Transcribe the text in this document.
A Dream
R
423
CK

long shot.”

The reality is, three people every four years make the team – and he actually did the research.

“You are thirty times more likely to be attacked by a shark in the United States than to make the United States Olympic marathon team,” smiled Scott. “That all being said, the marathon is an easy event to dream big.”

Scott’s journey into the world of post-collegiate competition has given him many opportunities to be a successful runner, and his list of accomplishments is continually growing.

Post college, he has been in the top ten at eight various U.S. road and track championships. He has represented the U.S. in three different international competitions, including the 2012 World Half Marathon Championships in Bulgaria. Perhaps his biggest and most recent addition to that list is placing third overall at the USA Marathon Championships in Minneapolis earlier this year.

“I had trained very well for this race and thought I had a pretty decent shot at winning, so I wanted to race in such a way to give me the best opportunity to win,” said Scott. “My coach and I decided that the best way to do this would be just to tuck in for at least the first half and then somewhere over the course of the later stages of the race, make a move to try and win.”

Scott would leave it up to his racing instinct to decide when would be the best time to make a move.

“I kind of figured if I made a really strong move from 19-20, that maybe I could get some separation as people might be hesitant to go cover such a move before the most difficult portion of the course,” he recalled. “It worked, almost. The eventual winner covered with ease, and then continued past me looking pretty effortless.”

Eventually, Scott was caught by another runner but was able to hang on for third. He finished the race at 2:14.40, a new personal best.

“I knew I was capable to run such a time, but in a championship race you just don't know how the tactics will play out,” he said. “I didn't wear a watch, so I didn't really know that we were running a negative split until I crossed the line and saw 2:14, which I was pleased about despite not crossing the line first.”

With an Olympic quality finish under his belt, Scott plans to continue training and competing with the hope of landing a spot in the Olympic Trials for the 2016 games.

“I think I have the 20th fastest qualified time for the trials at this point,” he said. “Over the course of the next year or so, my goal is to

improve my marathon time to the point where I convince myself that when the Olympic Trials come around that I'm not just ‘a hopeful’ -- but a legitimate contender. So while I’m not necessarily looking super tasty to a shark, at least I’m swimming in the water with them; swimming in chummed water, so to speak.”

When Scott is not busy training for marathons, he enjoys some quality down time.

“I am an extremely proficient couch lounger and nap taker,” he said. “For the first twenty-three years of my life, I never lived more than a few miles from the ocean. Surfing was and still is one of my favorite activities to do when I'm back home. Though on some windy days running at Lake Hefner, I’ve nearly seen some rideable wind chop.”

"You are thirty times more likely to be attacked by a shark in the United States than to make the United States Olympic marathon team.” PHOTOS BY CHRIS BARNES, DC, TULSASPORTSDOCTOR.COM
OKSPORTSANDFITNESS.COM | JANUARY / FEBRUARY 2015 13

* * *

** WRITTEN INSTRUCTION **
Scan the material above. Return every line containing the string "shot".

** COMPLETE OUTPUT **
long shot.”
“I had trained very well for this race and thought I had a pretty decent shot at winning, so I wanted to race in such a way to give me the best opportunity to win,” said Scott. “My coach and I decided that the best way to do this would be just to tuck in for at least the first half and then somewhere over the course of the later stages of the race, make a move to try and win.”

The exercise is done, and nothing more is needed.